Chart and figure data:

§ §

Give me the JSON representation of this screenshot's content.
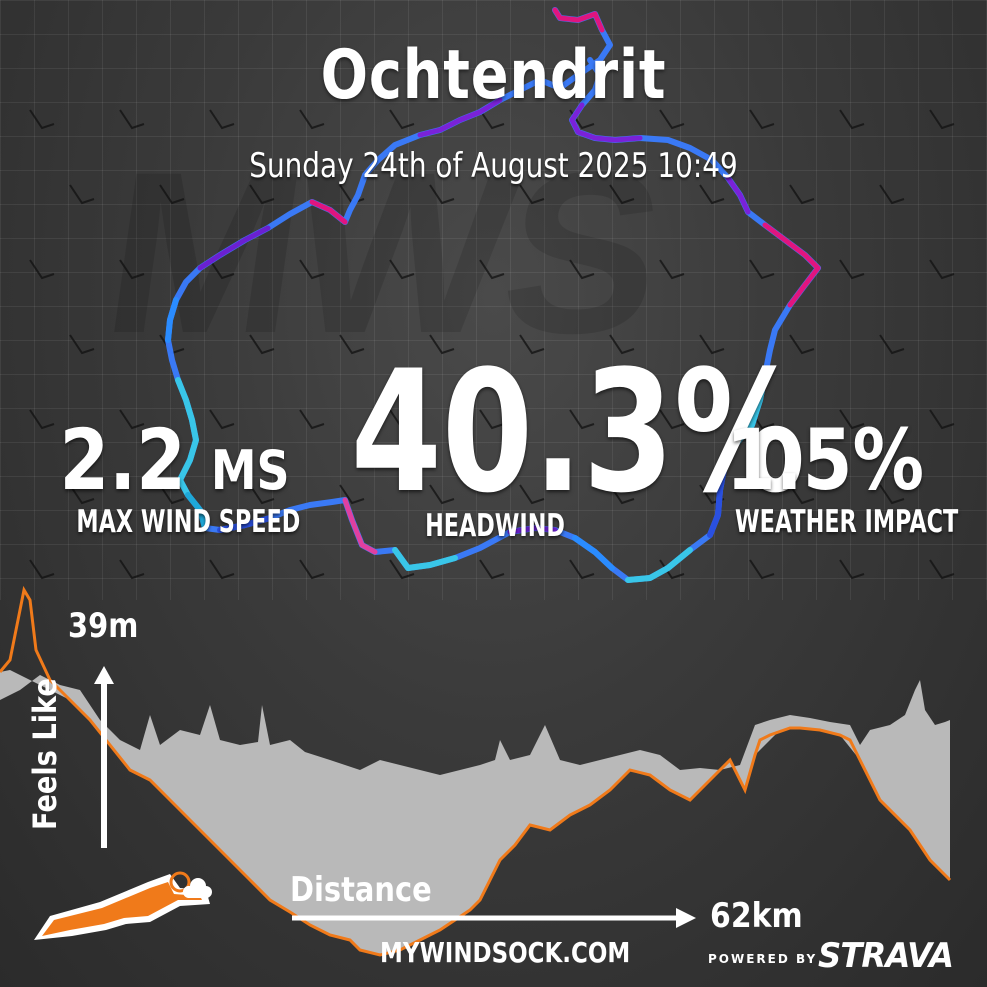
{
  "header": {
    "title": "Ochtendrit",
    "subtitle": "Sunday 24th of August 2025 10:49"
  },
  "stats": {
    "wind_value": "2.2",
    "wind_unit": "MS",
    "wind_label": "MAX WIND SPEED",
    "headwind_value": "40.3%",
    "headwind_label": "HEADWIND",
    "impact_value": "1.5%",
    "impact_label": "WEATHER IMPACT"
  },
  "profile": {
    "elevation_label": "39m",
    "y_axis_label": "Feels Like",
    "x_axis_label": "Distance",
    "distance_value": "62km"
  },
  "footer": {
    "site": "MYWINDSOCK.COM",
    "powered_by": "POWERED BY",
    "brand": "STRAVA"
  },
  "colors": {
    "route_blue": "#2a8cff",
    "route_cyan": "#39c6e8",
    "route_magenta": "#e0157f",
    "route_purple": "#6b20d0",
    "feels_like_line": "#f07a1a",
    "elevation_fill": "#b9b9b9",
    "strava_orange": "#fc4c02"
  },
  "icons": [
    "wind-arrow-icon",
    "arrow-up-icon",
    "arrow-right-icon",
    "mywindsock-logo-icon"
  ]
}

§ §

--- PROBLEM ---
Exclude the pictures, and transcribe all of the material exactly.

--- ANSWER ---
Give me the JSON representation of this screenshot's content.
{
  "header": {
    "title": "Ochtendrit",
    "subtitle": "Sunday 24th of August 2025 10:49"
  },
  "stats": {
    "wind_value": "2.2",
    "wind_unit": "MS",
    "wind_label": "MAX WIND SPEED",
    "headwind_value": "40.3%",
    "headwind_label": "HEADWIND",
    "impact_value": "1.5%",
    "impact_label": "WEATHER IMPACT"
  },
  "profile": {
    "elevation_label": "39m",
    "y_axis_label": "Feels Like",
    "x_axis_label": "Distance",
    "distance_value": "62km"
  },
  "footer": {
    "site": "MYWINDSOCK.COM",
    "powered_by": "POWERED BY",
    "brand": "STRAVA"
  },
  "colors": {
    "route_blue": "#2a8cff",
    "route_cyan": "#39c6e8",
    "route_magenta": "#e0157f",
    "route_purple": "#6b20d0",
    "feels_like_line": "#f07a1a",
    "elevation_fill": "#b9b9b9",
    "strava_orange": "#fc4c02"
  },
  "icons": [
    "wind-arrow-icon",
    "arrow-up-icon",
    "arrow-right-icon",
    "mywindsock-logo-icon"
  ]
}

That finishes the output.